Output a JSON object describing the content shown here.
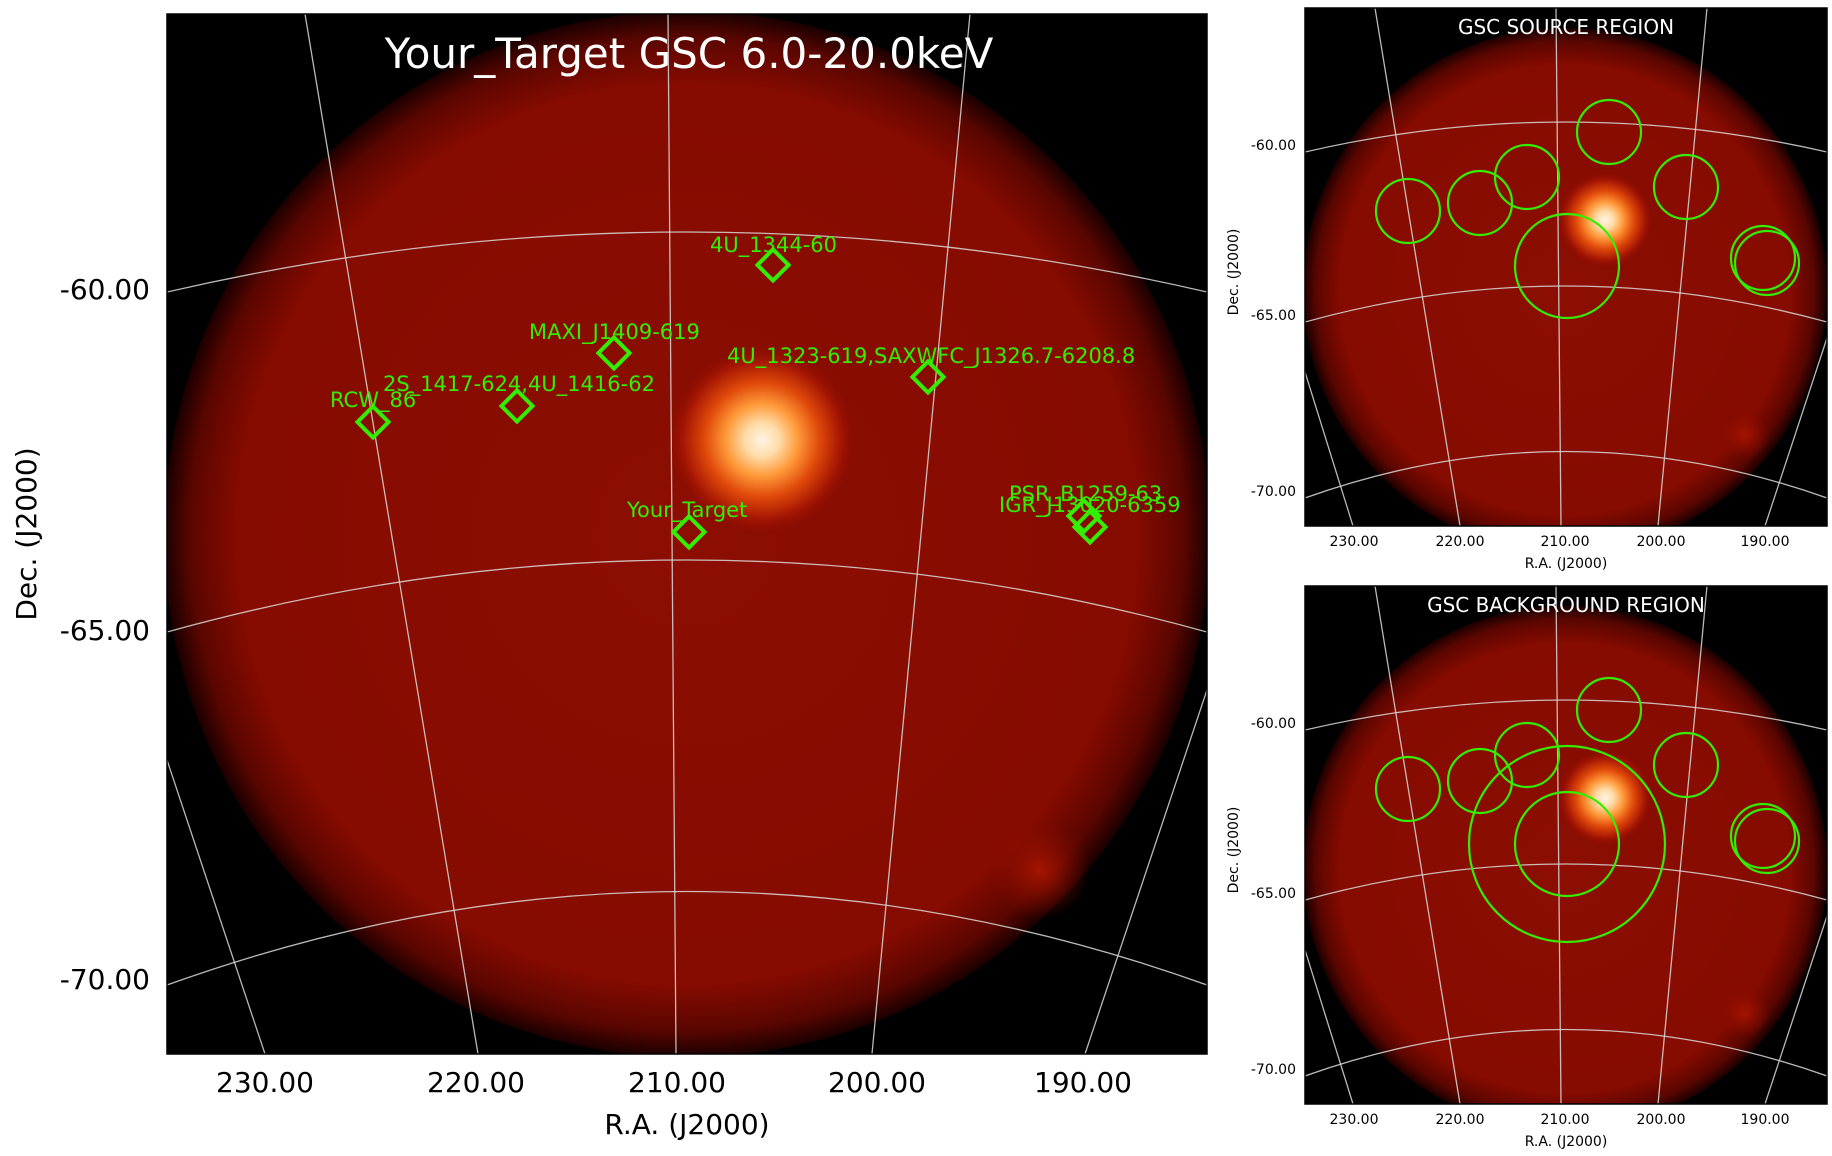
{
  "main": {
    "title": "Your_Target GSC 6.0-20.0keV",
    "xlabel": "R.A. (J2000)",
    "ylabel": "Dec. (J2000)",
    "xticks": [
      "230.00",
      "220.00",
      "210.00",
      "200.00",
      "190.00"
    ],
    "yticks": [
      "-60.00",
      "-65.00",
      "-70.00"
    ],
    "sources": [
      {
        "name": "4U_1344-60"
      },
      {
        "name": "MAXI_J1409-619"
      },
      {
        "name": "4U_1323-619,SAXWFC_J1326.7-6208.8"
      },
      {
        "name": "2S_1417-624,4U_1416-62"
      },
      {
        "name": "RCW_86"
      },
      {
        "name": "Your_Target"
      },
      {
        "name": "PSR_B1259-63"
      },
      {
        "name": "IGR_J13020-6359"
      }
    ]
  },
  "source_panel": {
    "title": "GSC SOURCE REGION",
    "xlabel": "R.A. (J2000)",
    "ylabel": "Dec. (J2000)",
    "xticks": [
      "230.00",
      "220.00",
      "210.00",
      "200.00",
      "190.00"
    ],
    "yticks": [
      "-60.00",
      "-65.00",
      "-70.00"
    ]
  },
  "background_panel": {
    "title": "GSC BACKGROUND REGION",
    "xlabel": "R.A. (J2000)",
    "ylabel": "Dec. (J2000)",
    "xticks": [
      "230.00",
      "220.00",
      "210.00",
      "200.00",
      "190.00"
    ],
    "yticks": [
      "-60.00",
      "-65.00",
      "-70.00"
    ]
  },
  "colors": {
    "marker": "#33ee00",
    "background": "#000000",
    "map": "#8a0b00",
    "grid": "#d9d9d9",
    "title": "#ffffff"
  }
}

* * *

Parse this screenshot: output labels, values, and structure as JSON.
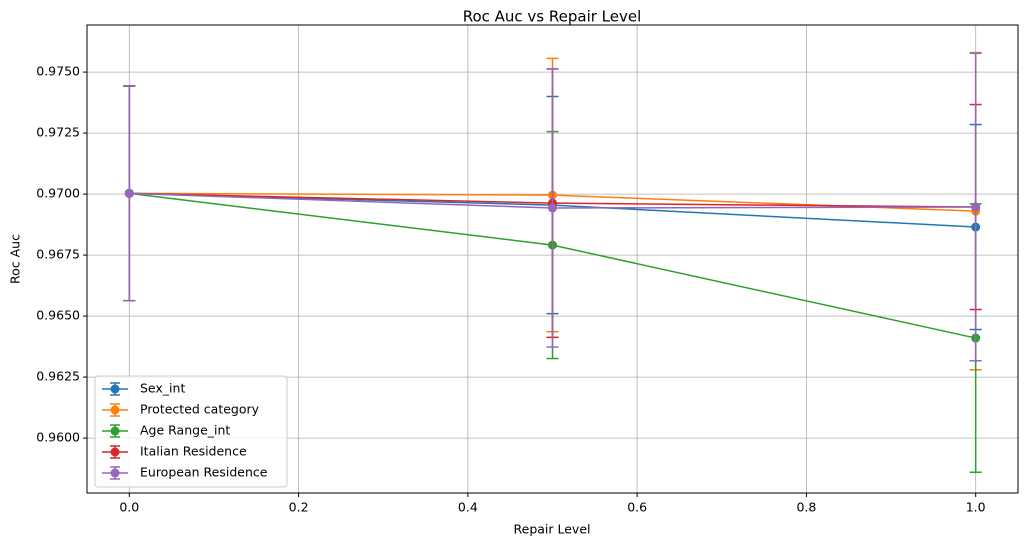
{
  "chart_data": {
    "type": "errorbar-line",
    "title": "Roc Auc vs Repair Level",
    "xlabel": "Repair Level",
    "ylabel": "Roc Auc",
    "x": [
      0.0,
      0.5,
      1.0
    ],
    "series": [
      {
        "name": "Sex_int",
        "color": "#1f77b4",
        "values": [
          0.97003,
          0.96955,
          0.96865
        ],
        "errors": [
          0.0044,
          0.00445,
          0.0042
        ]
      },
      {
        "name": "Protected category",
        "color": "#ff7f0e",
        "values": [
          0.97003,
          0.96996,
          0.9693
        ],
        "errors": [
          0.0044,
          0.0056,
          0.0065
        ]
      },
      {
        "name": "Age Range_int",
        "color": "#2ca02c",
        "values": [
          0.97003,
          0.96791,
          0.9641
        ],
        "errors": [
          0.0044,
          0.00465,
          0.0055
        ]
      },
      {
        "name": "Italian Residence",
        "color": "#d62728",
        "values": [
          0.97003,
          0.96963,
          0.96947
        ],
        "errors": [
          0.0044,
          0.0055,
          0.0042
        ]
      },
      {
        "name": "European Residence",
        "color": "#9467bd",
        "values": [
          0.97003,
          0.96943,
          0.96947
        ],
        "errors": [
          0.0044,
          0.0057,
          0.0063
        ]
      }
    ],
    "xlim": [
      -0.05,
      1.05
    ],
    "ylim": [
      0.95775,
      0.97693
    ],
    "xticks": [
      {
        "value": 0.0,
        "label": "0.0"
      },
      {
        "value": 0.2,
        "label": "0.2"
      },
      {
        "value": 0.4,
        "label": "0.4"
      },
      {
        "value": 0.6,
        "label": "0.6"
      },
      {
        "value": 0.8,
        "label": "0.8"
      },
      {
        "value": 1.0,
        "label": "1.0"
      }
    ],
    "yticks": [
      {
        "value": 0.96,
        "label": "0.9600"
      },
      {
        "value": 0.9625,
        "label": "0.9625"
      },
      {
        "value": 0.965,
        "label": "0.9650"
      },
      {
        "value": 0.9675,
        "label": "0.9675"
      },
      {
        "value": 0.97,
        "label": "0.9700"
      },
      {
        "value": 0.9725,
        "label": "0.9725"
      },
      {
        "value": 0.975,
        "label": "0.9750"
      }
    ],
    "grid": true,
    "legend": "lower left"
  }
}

■ Problem description ■
Using the entries above, find all lines with "Residence". Copy them.

■ Correct response ■
        "name": "Italian Residence",
        "name": "European Residence",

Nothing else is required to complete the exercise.